_WHAT TO WORK ON_
Review the lines that follow and copy each one that contains the word "consumption".

_DATASET CONTENT_
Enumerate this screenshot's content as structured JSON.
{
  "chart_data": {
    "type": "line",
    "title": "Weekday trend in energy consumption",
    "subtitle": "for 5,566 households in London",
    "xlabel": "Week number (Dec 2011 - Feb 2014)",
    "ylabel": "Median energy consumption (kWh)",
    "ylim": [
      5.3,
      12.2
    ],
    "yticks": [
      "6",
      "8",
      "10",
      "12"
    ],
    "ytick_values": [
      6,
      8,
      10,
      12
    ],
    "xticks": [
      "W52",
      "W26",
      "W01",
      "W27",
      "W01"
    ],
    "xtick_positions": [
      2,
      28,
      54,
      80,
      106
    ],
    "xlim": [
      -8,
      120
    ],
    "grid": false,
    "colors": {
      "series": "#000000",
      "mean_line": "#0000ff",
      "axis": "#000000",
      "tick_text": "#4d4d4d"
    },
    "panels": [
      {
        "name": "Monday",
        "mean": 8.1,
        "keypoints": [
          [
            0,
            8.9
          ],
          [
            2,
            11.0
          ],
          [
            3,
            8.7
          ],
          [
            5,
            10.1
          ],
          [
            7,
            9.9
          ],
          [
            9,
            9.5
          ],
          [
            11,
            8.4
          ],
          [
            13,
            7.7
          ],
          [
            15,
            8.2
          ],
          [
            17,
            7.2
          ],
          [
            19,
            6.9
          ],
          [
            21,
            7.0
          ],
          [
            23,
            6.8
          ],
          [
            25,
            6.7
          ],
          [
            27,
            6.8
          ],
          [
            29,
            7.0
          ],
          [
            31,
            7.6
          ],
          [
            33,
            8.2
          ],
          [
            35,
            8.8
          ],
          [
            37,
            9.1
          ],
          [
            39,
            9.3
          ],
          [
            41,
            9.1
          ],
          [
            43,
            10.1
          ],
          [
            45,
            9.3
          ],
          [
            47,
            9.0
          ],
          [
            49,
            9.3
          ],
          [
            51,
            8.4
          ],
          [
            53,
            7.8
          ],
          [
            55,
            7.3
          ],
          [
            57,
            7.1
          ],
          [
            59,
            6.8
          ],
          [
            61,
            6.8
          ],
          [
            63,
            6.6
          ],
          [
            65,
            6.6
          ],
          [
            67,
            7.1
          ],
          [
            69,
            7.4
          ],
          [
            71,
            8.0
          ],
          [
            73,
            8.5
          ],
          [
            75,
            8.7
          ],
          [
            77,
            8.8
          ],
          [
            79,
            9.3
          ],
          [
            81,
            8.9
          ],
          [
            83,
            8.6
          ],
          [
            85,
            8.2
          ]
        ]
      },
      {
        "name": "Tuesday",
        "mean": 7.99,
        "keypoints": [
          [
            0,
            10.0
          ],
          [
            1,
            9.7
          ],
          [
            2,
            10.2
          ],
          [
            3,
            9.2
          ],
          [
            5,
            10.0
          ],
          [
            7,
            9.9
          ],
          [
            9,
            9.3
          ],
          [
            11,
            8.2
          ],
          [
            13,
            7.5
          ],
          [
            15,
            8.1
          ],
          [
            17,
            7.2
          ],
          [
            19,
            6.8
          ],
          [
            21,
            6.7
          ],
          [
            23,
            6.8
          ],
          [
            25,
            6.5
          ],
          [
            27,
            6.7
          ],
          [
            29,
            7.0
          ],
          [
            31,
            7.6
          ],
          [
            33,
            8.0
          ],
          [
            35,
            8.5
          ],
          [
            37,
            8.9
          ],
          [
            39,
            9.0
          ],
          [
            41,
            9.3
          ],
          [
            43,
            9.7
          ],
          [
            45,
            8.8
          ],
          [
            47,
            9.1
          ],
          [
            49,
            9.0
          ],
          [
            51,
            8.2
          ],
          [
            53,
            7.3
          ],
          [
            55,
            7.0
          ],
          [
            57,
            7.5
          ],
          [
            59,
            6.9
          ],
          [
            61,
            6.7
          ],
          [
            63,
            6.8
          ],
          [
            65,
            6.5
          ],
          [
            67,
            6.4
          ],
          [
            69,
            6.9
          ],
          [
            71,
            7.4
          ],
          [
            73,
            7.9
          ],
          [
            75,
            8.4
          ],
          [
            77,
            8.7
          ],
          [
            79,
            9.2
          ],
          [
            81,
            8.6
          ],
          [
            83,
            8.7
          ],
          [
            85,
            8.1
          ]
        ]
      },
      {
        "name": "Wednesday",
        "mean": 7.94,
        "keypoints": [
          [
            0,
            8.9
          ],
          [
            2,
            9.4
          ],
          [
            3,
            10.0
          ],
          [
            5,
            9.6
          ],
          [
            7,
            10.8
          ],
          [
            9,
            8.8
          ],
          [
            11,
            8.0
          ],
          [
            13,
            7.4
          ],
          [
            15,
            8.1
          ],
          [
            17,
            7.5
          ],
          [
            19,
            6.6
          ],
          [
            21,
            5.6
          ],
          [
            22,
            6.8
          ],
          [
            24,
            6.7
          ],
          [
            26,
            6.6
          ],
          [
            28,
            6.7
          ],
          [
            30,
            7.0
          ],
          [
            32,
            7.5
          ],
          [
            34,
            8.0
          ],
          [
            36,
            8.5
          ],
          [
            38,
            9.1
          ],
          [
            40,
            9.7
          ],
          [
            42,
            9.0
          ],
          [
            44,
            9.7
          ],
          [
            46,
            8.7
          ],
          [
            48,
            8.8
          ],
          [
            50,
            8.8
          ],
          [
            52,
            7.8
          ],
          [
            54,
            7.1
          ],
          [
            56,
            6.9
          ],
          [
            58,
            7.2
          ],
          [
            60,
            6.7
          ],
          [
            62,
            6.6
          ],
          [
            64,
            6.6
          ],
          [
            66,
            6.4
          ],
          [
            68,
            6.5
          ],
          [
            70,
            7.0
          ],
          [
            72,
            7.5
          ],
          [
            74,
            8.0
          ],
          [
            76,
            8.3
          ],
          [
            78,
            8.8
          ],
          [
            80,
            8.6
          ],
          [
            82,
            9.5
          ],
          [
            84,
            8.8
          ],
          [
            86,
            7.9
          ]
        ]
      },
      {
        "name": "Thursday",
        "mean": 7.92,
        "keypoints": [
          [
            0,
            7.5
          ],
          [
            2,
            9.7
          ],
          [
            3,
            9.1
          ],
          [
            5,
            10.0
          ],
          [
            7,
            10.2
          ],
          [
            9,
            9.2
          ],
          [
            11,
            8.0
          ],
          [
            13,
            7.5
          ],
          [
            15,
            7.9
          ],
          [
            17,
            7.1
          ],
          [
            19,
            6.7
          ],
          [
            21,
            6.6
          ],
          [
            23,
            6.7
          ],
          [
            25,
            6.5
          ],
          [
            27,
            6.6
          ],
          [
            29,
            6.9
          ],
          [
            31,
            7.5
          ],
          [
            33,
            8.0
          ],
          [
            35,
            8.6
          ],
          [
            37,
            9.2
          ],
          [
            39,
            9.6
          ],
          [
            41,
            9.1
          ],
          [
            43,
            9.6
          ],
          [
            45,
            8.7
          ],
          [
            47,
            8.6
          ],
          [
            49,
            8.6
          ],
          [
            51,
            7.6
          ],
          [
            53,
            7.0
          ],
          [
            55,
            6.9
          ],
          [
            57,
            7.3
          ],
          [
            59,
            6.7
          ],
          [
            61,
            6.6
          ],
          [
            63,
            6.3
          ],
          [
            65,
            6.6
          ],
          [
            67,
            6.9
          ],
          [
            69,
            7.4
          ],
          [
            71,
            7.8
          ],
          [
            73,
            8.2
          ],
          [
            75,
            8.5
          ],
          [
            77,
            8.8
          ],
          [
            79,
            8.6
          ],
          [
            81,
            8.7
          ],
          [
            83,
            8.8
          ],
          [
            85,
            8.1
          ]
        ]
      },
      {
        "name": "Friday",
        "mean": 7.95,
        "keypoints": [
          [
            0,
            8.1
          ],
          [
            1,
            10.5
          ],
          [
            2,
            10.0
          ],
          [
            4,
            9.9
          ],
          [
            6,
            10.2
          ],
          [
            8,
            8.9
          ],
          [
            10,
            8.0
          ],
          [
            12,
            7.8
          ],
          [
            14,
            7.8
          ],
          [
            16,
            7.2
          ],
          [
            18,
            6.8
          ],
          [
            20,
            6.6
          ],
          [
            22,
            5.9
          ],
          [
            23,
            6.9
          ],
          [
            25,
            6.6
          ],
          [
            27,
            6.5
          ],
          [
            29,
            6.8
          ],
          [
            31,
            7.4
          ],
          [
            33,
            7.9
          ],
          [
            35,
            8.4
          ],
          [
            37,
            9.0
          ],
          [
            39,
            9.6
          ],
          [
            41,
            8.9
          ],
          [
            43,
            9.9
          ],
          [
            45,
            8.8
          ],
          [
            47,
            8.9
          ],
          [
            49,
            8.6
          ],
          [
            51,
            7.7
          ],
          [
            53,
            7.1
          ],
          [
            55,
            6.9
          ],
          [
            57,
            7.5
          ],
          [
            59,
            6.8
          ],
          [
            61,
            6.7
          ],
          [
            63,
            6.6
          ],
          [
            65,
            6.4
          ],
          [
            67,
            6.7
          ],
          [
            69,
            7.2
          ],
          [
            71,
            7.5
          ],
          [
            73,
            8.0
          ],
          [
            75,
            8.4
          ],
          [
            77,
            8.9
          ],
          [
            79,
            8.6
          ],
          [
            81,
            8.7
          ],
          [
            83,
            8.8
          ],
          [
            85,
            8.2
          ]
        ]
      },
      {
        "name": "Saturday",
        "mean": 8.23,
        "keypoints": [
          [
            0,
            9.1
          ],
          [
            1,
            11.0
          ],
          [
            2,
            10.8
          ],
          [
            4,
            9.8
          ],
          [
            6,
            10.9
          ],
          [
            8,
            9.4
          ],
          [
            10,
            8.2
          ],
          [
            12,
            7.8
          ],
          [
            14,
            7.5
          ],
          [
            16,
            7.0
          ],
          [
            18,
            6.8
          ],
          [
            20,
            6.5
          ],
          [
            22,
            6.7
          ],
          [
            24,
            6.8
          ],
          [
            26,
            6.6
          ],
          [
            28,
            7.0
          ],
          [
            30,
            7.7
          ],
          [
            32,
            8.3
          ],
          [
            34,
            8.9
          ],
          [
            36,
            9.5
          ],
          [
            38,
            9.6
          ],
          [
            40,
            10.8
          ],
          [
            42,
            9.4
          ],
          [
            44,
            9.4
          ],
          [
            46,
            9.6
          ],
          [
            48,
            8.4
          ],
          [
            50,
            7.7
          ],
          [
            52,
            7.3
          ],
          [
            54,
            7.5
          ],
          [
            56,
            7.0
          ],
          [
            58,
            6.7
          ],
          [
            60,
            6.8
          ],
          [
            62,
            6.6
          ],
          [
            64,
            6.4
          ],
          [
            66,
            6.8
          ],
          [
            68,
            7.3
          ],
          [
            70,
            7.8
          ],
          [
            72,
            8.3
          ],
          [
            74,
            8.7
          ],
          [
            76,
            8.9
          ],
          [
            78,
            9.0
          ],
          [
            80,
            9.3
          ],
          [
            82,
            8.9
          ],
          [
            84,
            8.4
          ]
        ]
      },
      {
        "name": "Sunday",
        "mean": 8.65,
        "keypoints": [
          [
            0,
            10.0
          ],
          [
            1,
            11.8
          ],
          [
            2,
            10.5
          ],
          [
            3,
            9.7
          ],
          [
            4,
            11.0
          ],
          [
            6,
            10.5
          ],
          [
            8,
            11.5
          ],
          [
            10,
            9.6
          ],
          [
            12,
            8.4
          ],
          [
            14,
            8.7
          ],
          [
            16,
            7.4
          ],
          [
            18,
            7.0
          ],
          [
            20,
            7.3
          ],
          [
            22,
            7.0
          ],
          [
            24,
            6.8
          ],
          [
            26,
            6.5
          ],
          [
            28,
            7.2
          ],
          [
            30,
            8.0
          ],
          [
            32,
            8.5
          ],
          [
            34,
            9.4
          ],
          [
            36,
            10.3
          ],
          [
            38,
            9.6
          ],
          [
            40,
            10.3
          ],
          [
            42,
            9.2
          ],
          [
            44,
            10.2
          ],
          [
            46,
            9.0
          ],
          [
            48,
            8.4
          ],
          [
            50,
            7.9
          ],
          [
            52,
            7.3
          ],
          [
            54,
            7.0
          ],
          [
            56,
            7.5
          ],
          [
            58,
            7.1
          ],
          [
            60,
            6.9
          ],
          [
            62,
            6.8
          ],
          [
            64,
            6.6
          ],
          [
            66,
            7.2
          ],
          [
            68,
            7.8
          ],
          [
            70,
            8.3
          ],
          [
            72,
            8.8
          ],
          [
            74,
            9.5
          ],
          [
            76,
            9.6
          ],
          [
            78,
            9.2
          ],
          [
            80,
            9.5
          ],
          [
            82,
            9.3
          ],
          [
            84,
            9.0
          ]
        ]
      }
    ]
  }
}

_ANSWER TO THE TASK_
    "title": "Weekday trend in energy consumption",
    "ylabel": "Median energy consumption (kWh)",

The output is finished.